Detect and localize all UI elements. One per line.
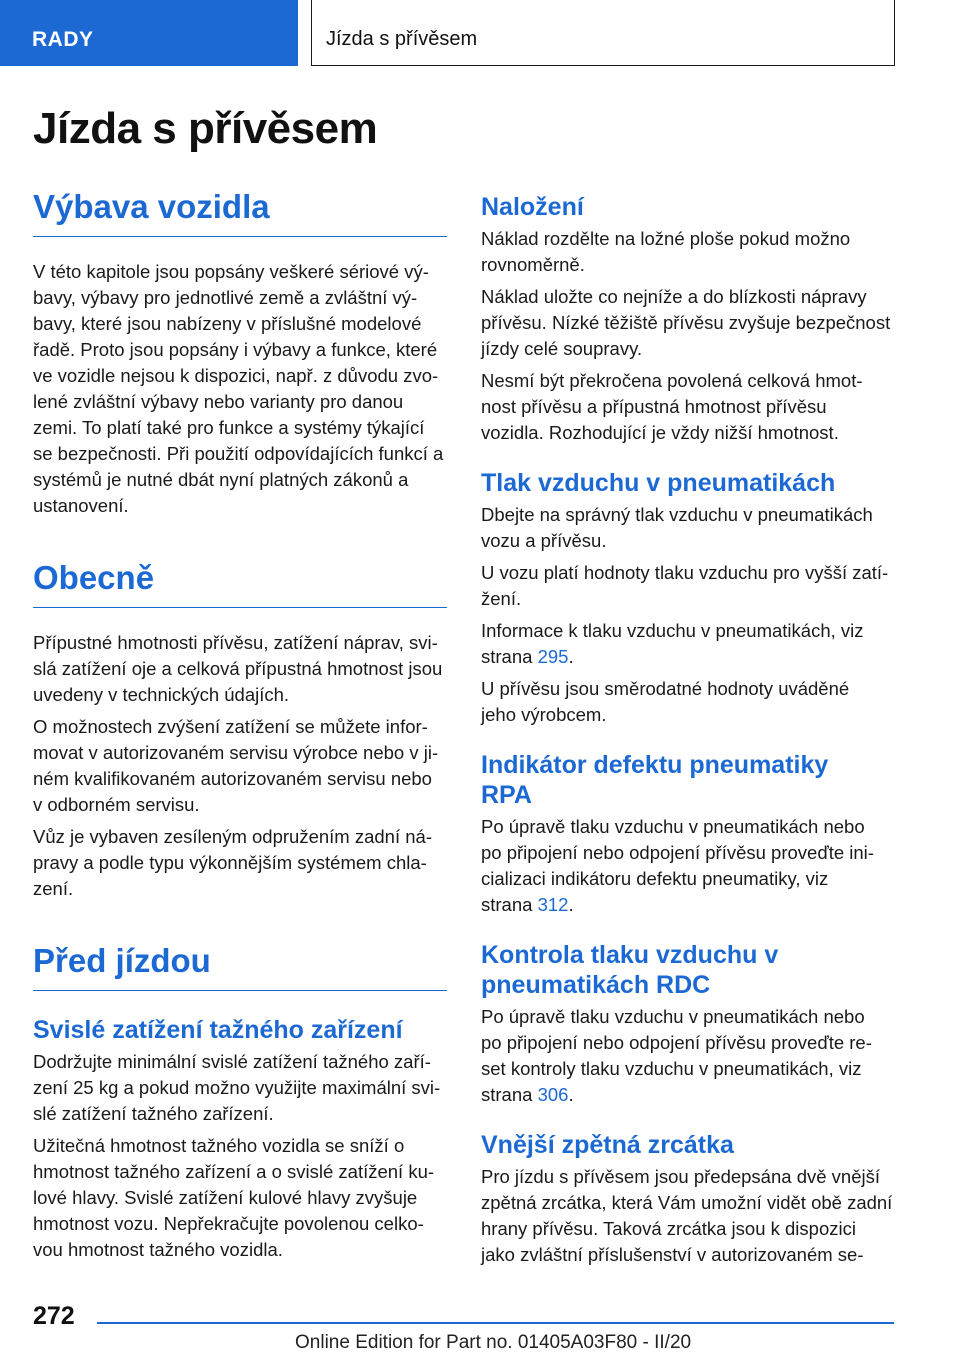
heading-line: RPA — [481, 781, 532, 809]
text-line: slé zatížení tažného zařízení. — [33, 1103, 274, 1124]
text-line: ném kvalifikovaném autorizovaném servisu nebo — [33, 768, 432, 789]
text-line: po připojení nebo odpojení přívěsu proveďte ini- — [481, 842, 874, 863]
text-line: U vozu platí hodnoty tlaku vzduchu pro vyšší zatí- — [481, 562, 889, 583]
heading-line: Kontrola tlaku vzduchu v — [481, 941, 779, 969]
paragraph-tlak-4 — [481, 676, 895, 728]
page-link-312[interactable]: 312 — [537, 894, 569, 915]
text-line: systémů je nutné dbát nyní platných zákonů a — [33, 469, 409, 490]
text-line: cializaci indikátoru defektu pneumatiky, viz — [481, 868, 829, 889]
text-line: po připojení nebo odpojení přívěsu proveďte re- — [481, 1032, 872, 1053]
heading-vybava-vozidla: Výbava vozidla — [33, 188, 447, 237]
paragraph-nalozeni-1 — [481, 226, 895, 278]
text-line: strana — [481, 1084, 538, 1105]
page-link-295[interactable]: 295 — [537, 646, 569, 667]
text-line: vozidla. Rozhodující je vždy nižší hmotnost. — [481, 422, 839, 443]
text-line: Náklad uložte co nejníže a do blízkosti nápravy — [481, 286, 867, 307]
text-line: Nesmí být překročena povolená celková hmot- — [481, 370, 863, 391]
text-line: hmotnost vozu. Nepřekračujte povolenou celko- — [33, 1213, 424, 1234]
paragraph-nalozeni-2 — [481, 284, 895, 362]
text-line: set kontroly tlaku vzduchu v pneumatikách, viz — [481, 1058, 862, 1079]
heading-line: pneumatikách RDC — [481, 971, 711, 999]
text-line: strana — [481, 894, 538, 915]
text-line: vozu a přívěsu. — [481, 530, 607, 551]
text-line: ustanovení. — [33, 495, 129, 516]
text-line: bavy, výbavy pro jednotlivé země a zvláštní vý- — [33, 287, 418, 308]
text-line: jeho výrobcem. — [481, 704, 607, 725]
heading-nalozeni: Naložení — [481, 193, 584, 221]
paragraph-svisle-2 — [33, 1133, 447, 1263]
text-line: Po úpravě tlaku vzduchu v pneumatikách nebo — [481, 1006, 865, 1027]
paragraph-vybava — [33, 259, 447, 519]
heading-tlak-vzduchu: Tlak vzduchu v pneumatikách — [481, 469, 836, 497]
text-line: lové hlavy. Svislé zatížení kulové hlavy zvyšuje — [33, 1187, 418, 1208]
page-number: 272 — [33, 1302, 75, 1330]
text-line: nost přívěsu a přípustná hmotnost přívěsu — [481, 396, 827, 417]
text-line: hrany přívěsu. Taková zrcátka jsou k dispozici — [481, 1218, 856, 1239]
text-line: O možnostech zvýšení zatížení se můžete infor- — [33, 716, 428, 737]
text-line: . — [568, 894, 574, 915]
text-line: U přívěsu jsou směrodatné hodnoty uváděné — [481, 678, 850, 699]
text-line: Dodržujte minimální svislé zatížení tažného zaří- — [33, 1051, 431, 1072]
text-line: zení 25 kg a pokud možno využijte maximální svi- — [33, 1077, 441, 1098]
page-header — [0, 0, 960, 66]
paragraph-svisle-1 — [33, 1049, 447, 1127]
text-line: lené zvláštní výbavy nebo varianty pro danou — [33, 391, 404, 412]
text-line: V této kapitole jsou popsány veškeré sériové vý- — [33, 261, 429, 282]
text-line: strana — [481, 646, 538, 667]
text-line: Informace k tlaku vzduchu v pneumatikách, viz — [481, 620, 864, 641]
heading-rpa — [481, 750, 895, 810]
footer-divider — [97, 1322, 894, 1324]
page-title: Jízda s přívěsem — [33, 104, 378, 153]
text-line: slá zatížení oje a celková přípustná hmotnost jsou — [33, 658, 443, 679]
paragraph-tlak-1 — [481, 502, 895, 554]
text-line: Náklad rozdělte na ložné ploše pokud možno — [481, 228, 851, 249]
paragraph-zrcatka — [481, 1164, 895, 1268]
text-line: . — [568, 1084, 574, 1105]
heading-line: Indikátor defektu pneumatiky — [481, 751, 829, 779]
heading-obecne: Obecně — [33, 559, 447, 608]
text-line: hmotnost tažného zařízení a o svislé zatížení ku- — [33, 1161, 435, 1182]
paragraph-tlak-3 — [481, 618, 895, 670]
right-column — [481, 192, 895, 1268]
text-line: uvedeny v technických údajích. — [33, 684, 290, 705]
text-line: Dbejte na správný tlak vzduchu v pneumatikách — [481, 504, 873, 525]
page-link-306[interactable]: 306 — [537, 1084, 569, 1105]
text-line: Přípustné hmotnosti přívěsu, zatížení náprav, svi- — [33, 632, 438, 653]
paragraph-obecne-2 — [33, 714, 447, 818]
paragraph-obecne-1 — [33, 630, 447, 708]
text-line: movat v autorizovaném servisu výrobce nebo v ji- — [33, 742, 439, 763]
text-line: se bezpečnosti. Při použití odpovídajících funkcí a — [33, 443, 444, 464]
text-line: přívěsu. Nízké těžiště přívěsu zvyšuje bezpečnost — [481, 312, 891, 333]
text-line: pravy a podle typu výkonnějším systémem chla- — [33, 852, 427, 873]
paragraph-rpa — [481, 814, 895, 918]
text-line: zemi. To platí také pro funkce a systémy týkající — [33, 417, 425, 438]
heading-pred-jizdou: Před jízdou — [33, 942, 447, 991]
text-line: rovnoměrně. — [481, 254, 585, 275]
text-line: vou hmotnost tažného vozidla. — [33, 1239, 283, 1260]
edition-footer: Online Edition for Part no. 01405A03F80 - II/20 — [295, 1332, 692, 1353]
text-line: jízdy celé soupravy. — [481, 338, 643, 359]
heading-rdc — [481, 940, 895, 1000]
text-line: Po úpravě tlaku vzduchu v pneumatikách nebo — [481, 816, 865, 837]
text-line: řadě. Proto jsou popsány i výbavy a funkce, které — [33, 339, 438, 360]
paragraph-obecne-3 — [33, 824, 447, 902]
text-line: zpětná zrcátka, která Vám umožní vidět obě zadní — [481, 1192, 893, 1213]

→ WRITTEN PROBLEM:
Write out the lines above word for word, leaving out the pictures.

→ FULL ANSWER:
Detect and localize all UI elements. One per line.
heading-line: RPA — [481, 781, 532, 809]
text-line: slé zatížení tažného zařízení. — [33, 1103, 274, 1124]
text-line: ném kvalifikovaném autorizovaném servisu nebo — [33, 768, 432, 789]
text-line: po připojení nebo odpojení přívěsu proveďte ini- — [481, 842, 874, 863]
text-line: U vozu platí hodnoty tlaku vzduchu pro vyšší zatí- — [481, 562, 889, 583]
heading-line: Kontrola tlaku vzduchu v — [481, 941, 779, 969]
paragraph-tlak-4 — [481, 676, 895, 728]
page-link-312[interactable]: 312 — [537, 894, 569, 915]
text-line: systémů je nutné dbát nyní platných zákonů a — [33, 469, 409, 490]
text-line: cializaci indikátoru defektu pneumatiky, viz — [481, 868, 829, 889]
text-line: po připojení nebo odpojení přívěsu proveďte re- — [481, 1032, 872, 1053]
heading-vybava-vozidla: Výbava vozidla — [33, 188, 447, 237]
paragraph-nalozeni-1 — [481, 226, 895, 278]
text-line: strana — [481, 1084, 538, 1105]
page-link-295[interactable]: 295 — [537, 646, 569, 667]
text-line: vozidla. Rozhodující je vždy nižší hmotnost. — [481, 422, 839, 443]
text-line: Náklad uložte co nejníže a do blízkosti nápravy — [481, 286, 867, 307]
text-line: Nesmí být překročena povolená celková hmot- — [481, 370, 863, 391]
text-line: hmotnost vozu. Nepřekračujte povolenou celko- — [33, 1213, 424, 1234]
paragraph-nalozeni-2 — [481, 284, 895, 362]
text-line: set kontroly tlaku vzduchu v pneumatikách, viz — [481, 1058, 862, 1079]
heading-line: pneumatikách RDC — [481, 971, 711, 999]
text-line: strana — [481, 894, 538, 915]
text-line: vozu a přívěsu. — [481, 530, 607, 551]
text-line: ustanovení. — [33, 495, 129, 516]
text-line: bavy, výbavy pro jednotlivé země a zvláštní vý- — [33, 287, 418, 308]
text-line: jeho výrobcem. — [481, 704, 607, 725]
heading-nalozeni: Naložení — [481, 193, 584, 221]
paragraph-svisle-2 — [33, 1133, 447, 1263]
text-line: Po úpravě tlaku vzduchu v pneumatikách nebo — [481, 1006, 865, 1027]
paragraph-vybava — [33, 259, 447, 519]
heading-tlak-vzduchu: Tlak vzduchu v pneumatikách — [481, 469, 836, 497]
text-line: lové hlavy. Svislé zatížení kulové hlavy zvyšuje — [33, 1187, 418, 1208]
page-number: 272 — [33, 1302, 75, 1330]
text-line: nost přívěsu a přípustná hmotnost přívěsu — [481, 396, 827, 417]
text-line: hrany přívěsu. Taková zrcátka jsou k dispozici — [481, 1218, 856, 1239]
text-line: O možnostech zvýšení zatížení se můžete infor- — [33, 716, 428, 737]
text-line: . — [568, 894, 574, 915]
text-line: U přívěsu jsou směrodatné hodnoty uváděné — [481, 678, 850, 699]
text-line: Dodržujte minimální svislé zatížení tažného zaří- — [33, 1051, 431, 1072]
text-line: zení 25 kg a pokud možno využijte maximální svi- — [33, 1077, 441, 1098]
page-header — [0, 0, 960, 66]
paragraph-svisle-1 — [33, 1049, 447, 1127]
text-line: lené zvláštní výbavy nebo varianty pro danou — [33, 391, 404, 412]
text-line: V této kapitole jsou popsány veškeré sériové vý- — [33, 261, 429, 282]
text-line: strana — [481, 646, 538, 667]
text-line: Informace k tlaku vzduchu v pneumatikách, viz — [481, 620, 864, 641]
heading-rpa — [481, 750, 895, 810]
footer-divider — [97, 1322, 894, 1324]
page-title: Jízda s přívěsem — [33, 104, 378, 153]
text-line: slá zatížení oje a celková přípustná hmotnost jsou — [33, 658, 443, 679]
paragraph-tlak-1 — [481, 502, 895, 554]
text-line: Náklad rozdělte na ložné ploše pokud možno — [481, 228, 851, 249]
paragraph-zrcatka — [481, 1164, 895, 1268]
text-line: . — [568, 1084, 574, 1105]
heading-line: Indikátor defektu pneumatiky — [481, 751, 829, 779]
heading-obecne: Obecně — [33, 559, 447, 608]
text-line: hmotnost tažného zařízení a o svislé zatížení ku- — [33, 1161, 435, 1182]
paragraph-tlak-3 — [481, 618, 895, 670]
right-column — [481, 192, 895, 1268]
text-line: uvedeny v technických údajích. — [33, 684, 290, 705]
text-line: Dbejte na správný tlak vzduchu v pneumatikách — [481, 504, 873, 525]
page-link-306[interactable]: 306 — [537, 1084, 569, 1105]
text-line: Přípustné hmotnosti přívěsu, zatížení náprav, svi- — [33, 632, 438, 653]
paragraph-obecne-2 — [33, 714, 447, 818]
paragraph-obecne-1 — [33, 630, 447, 708]
text-line: movat v autorizovaném servisu výrobce nebo v ji- — [33, 742, 439, 763]
text-line: se bezpečnosti. Při použití odpovídajících funkcí a — [33, 443, 444, 464]
text-line: přívěsu. Nízké těžiště přívěsu zvyšuje bezpečnost — [481, 312, 891, 333]
text-line: pravy a podle typu výkonnějším systémem chla- — [33, 852, 427, 873]
paragraph-rpa — [481, 814, 895, 918]
text-line: zemi. To platí také pro funkce a systémy týkající — [33, 417, 425, 438]
heading-pred-jizdou: Před jízdou — [33, 942, 447, 991]
text-line: rovnoměrně. — [481, 254, 585, 275]
text-line: vou hmotnost tažného vozidla. — [33, 1239, 283, 1260]
edition-footer: Online Edition for Part no. 01405A03F80 - II/20 — [295, 1332, 692, 1353]
text-line: jízdy celé soupravy. — [481, 338, 643, 359]
heading-rdc — [481, 940, 895, 1000]
text-line: Po úpravě tlaku vzduchu v pneumatikách nebo — [481, 816, 865, 837]
text-line: řadě. Proto jsou popsány i výbavy a funkce, které — [33, 339, 438, 360]
paragraph-obecne-3 — [33, 824, 447, 902]
text-line: zpětná zrcátka, která Vám umožní vidět obě zadní — [481, 1192, 893, 1213]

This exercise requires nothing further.